--- start ---
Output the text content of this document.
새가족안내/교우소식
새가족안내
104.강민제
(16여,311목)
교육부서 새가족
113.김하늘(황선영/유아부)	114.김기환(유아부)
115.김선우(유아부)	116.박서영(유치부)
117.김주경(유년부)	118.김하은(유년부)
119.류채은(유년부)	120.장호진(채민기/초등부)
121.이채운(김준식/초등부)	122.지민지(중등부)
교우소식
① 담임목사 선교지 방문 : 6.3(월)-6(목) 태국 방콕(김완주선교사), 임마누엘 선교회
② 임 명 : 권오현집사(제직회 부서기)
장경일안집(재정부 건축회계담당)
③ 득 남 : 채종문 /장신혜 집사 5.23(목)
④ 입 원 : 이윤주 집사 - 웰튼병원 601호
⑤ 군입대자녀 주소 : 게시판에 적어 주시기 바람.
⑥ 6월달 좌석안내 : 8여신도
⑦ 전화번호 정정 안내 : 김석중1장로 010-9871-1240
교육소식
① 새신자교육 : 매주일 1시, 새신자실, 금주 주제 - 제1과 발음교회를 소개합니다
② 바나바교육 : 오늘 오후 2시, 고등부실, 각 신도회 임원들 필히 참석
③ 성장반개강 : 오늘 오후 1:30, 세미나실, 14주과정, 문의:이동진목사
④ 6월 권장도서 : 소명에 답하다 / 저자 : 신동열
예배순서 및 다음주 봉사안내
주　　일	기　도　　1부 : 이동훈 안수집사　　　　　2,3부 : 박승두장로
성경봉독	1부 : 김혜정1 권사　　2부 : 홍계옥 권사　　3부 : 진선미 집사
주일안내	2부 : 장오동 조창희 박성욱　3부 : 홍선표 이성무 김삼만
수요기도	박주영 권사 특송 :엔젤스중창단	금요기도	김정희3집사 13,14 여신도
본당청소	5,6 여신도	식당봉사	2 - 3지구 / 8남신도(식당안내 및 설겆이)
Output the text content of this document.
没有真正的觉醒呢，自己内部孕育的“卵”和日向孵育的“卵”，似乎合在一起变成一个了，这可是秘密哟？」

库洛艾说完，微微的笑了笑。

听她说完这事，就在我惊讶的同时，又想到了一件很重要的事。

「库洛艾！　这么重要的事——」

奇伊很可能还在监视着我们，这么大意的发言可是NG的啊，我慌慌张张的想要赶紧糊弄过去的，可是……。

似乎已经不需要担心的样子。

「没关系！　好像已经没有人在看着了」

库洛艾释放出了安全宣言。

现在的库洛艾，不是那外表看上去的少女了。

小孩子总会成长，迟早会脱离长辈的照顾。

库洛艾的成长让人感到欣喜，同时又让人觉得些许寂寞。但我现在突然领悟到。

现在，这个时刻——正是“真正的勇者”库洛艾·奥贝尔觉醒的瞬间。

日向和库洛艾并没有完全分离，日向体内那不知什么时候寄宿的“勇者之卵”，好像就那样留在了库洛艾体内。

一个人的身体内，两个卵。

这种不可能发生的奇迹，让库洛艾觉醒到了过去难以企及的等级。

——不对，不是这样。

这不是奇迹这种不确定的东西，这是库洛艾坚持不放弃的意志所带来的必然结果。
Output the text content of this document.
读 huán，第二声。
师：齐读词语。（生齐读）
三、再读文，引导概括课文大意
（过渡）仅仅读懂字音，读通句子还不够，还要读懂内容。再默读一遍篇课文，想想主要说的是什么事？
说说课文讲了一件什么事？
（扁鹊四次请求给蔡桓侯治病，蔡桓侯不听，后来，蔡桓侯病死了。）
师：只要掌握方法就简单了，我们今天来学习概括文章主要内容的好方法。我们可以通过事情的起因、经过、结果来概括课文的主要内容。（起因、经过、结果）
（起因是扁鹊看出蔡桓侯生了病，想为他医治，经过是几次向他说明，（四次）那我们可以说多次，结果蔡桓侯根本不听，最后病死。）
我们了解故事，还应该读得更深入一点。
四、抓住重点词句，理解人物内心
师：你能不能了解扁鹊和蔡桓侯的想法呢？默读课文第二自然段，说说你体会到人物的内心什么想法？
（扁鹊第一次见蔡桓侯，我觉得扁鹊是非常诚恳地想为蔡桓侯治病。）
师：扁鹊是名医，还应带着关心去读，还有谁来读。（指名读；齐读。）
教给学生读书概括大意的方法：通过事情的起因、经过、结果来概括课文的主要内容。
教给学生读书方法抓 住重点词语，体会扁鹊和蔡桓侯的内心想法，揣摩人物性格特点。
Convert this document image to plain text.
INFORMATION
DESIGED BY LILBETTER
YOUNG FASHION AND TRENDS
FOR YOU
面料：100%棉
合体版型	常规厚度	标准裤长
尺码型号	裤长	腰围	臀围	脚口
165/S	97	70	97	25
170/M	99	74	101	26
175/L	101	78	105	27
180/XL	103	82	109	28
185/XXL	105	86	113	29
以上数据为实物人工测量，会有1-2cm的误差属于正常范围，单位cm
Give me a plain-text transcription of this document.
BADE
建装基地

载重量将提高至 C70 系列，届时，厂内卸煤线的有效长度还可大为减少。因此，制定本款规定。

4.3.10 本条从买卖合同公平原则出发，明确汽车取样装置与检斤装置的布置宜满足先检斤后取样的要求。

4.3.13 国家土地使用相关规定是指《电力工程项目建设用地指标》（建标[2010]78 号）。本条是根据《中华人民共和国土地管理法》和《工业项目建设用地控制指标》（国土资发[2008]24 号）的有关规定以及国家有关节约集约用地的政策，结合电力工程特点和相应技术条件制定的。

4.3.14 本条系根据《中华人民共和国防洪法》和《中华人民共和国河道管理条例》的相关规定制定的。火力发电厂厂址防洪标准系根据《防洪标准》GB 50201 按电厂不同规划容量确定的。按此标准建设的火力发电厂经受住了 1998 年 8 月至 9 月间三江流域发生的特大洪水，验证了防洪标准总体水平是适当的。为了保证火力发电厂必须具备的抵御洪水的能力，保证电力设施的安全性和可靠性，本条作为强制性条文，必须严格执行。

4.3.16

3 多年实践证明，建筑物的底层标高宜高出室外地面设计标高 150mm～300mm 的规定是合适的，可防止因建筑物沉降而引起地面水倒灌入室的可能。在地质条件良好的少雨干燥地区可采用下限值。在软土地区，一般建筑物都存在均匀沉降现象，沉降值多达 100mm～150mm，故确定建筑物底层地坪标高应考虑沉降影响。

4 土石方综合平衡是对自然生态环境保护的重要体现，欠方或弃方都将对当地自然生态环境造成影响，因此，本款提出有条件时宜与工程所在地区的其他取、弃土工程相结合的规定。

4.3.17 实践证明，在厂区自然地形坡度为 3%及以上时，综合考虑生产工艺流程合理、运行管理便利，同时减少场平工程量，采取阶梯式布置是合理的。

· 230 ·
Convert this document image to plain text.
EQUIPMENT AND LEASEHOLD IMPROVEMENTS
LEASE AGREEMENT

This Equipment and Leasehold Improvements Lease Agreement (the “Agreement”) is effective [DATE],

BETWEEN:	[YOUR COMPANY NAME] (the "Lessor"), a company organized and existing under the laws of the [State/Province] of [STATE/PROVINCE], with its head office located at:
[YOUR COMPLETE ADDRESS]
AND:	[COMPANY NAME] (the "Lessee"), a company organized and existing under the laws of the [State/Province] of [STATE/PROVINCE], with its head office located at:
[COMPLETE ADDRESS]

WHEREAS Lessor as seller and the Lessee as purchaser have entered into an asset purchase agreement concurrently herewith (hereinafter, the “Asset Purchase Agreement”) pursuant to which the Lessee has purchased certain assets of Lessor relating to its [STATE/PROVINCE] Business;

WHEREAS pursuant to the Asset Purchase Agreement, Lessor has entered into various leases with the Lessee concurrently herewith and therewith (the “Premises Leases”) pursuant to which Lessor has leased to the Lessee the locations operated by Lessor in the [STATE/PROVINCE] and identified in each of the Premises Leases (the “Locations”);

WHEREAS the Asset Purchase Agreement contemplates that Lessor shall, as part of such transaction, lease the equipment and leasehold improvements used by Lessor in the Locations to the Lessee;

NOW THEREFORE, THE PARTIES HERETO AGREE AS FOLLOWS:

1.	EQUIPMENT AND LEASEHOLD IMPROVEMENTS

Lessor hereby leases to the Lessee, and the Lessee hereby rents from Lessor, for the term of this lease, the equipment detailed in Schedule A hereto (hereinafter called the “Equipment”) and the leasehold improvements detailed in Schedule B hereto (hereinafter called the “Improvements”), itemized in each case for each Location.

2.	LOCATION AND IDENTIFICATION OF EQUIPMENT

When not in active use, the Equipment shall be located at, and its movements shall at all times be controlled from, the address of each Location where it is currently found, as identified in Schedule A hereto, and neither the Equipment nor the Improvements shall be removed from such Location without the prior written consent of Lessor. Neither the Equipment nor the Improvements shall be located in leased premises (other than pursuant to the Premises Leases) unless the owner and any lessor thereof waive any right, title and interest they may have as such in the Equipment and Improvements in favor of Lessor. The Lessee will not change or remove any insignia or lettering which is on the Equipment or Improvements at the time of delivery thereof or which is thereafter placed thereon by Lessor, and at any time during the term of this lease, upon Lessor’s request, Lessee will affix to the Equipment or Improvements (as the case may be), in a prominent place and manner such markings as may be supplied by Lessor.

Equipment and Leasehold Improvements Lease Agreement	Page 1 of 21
--- end ---
GIVEN REQUEST ▸ Filter the records above and return every line that holds the word "head".

SOLVED PROBLEM ▸
BETWEEN:	[YOUR COMPANY NAME] (the "Lessor"), a company organized and existing under the laws of the [State/Province] of [STATE/PROVINCE], with its head office located at:
AND:	[COMPANY NAME] (the "Lessee"), a company organized and existing under the laws of the [State/Province] of [STATE/PROVINCE], with its head office located at:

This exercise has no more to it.